#### Task statement:
Copy each line where the word "största" occurs.

* start Listed records *

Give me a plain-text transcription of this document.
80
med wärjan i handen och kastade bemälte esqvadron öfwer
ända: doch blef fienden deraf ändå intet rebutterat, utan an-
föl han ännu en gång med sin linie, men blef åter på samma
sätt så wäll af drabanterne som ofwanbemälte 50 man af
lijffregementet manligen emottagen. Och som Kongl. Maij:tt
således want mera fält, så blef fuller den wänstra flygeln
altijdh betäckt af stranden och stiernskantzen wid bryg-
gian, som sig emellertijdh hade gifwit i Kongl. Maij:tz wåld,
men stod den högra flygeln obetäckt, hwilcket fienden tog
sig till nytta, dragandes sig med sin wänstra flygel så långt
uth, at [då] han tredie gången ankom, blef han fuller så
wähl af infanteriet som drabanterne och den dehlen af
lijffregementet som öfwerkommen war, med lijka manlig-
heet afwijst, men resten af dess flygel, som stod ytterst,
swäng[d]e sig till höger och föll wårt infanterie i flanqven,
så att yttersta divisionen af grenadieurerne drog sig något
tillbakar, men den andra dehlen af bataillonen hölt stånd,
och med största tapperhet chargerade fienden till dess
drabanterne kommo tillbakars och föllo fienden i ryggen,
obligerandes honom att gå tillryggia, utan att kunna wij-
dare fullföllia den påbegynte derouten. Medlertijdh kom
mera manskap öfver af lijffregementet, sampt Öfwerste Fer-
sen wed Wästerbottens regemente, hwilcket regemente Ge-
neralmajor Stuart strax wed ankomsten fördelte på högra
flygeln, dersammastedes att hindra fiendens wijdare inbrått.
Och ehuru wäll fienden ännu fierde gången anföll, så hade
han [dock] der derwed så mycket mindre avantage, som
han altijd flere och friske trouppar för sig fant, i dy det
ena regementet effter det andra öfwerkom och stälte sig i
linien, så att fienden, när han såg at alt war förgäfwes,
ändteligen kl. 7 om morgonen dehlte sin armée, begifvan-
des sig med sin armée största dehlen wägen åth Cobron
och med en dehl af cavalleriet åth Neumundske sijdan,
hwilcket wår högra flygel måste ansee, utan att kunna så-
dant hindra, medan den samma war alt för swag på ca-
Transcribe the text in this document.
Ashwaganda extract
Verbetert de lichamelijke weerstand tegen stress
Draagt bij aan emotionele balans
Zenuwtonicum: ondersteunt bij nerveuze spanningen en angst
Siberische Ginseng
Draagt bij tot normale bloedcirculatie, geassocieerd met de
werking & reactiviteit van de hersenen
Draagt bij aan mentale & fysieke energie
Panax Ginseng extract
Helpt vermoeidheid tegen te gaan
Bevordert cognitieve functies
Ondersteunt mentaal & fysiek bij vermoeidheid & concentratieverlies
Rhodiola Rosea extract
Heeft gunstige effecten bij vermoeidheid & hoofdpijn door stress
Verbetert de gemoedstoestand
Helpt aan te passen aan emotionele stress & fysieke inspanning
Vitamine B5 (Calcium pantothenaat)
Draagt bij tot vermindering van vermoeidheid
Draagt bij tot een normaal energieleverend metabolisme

* end Listed records *

#### Exercise solution:
och med största tapperhet chargerade fienden till dess
des sig med sin armée största dehlen wägen åth Cobron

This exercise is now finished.